• [Provided data]
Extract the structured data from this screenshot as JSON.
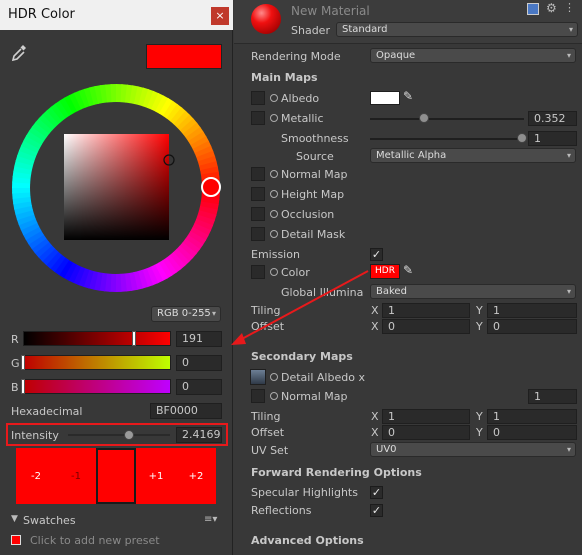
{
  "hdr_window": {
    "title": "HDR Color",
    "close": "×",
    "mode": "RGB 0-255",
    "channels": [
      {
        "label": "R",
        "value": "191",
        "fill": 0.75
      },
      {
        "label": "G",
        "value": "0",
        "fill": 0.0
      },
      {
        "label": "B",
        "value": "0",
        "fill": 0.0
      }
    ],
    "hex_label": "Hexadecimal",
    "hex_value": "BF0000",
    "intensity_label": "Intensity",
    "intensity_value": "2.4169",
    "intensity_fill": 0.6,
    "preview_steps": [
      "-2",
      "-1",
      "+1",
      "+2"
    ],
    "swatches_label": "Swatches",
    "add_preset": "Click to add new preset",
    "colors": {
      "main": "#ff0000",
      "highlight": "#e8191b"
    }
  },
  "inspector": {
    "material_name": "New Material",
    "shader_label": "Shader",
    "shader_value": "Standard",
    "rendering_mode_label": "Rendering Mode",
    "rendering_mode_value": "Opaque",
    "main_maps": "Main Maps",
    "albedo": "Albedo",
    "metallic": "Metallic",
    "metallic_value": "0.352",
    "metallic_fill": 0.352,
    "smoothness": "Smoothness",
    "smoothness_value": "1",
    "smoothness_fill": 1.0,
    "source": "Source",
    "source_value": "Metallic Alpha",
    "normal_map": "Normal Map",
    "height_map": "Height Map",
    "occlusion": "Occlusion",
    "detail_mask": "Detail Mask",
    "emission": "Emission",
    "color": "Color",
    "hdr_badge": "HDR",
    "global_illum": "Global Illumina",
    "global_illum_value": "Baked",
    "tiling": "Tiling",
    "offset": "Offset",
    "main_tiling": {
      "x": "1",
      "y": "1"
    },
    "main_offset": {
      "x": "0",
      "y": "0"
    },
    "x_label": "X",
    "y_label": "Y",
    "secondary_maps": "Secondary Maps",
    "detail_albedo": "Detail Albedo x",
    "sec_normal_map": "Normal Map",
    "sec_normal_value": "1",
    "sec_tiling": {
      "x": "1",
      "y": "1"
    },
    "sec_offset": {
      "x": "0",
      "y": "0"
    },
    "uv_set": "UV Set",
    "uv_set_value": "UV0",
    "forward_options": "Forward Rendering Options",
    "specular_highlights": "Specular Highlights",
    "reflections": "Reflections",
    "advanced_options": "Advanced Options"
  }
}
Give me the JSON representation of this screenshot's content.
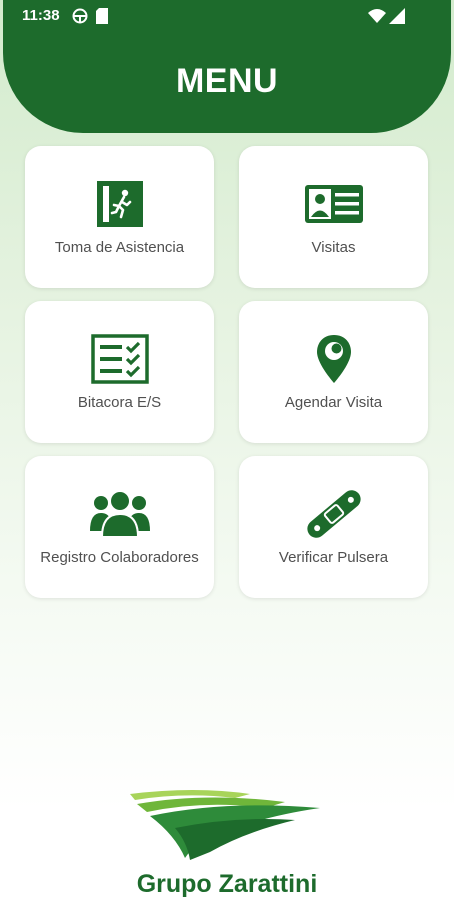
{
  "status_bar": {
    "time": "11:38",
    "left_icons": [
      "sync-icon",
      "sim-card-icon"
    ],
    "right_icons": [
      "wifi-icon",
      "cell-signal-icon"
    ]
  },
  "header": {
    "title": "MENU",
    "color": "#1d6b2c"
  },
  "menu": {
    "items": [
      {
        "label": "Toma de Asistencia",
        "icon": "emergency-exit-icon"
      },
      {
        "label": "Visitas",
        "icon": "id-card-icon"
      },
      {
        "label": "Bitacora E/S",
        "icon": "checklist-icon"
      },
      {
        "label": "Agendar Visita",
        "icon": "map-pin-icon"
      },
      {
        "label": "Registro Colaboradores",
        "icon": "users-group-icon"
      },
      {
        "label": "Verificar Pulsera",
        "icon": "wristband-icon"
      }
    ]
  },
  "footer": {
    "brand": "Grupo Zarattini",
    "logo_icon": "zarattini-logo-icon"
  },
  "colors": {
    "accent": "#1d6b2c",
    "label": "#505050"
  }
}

• [Aim] Report only the number of lines in the records that include the word "Albedo".

• [Solution] 2